** start Supplied material **

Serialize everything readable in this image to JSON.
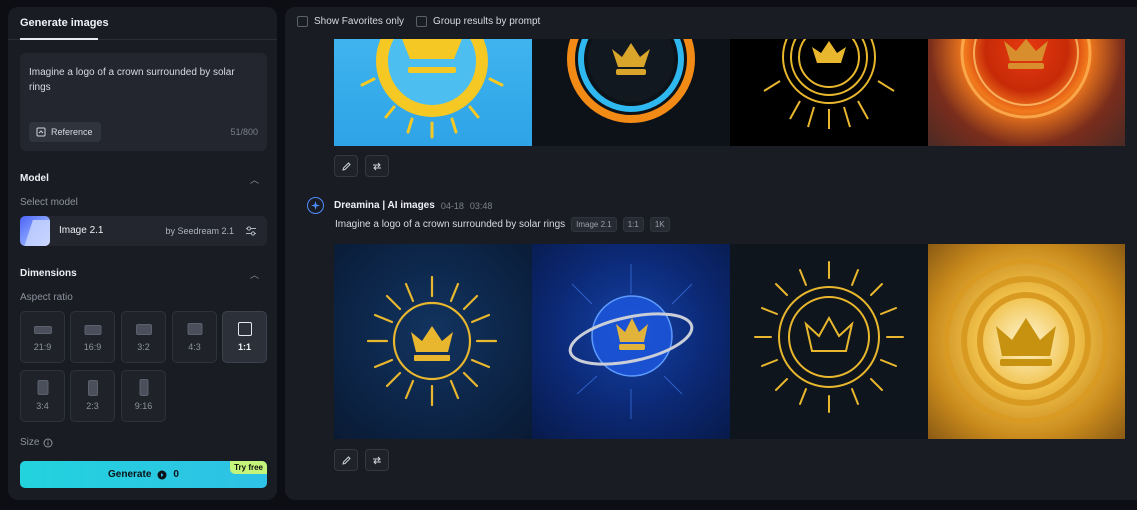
{
  "left_panel": {
    "tab_label": "Generate images",
    "prompt_text": "Imagine a logo of a crown surrounded by solar rings",
    "reference_label": "Reference",
    "char_count": "51/800",
    "model_section": {
      "title": "Model",
      "select_label": "Select model",
      "model_name": "Image 2.1",
      "model_by": "by Seedream 2.1"
    },
    "dimensions_section": {
      "title": "Dimensions",
      "aspect_label": "Aspect ratio",
      "ratios": [
        "21:9",
        "16:9",
        "3:2",
        "4:3",
        "1:1",
        "3:4",
        "2:3",
        "9:16"
      ],
      "selected_ratio": "1:1",
      "size_label": "Size"
    },
    "generate_label": "Generate",
    "generate_cost": "0",
    "try_free_label": "Try free"
  },
  "results": {
    "filter_favorites": "Show Favorites only",
    "filter_group": "Group results by prompt",
    "generation": {
      "source_name": "Dreamina | AI images",
      "date": "04-18",
      "time": "03:48",
      "prompt": "Imagine a logo of a crown surrounded by solar rings",
      "tags": [
        "Image 2.1",
        "1:1",
        "1K"
      ]
    }
  }
}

** end Supplied material **

▸ Stated task
Quote the records in their entirety, keeping the wording exact and excluding pictures.

▸ Reply
Serialize everything readable in this image to JSON.
{
  "left_panel": {
    "tab_label": "Generate images",
    "prompt_text": "Imagine a logo of a crown surrounded by solar rings",
    "reference_label": "Reference",
    "char_count": "51/800",
    "model_section": {
      "title": "Model",
      "select_label": "Select model",
      "model_name": "Image 2.1",
      "model_by": "by Seedream 2.1"
    },
    "dimensions_section": {
      "title": "Dimensions",
      "aspect_label": "Aspect ratio",
      "ratios": [
        "21:9",
        "16:9",
        "3:2",
        "4:3",
        "1:1",
        "3:4",
        "2:3",
        "9:16"
      ],
      "selected_ratio": "1:1",
      "size_label": "Size"
    },
    "generate_label": "Generate",
    "generate_cost": "0",
    "try_free_label": "Try free"
  },
  "results": {
    "filter_favorites": "Show Favorites only",
    "filter_group": "Group results by prompt",
    "generation": {
      "source_name": "Dreamina | AI images",
      "date": "04-18",
      "time": "03:48",
      "prompt": "Imagine a logo of a crown surrounded by solar rings",
      "tags": [
        "Image 2.1",
        "1:1",
        "1K"
      ]
    }
  }
}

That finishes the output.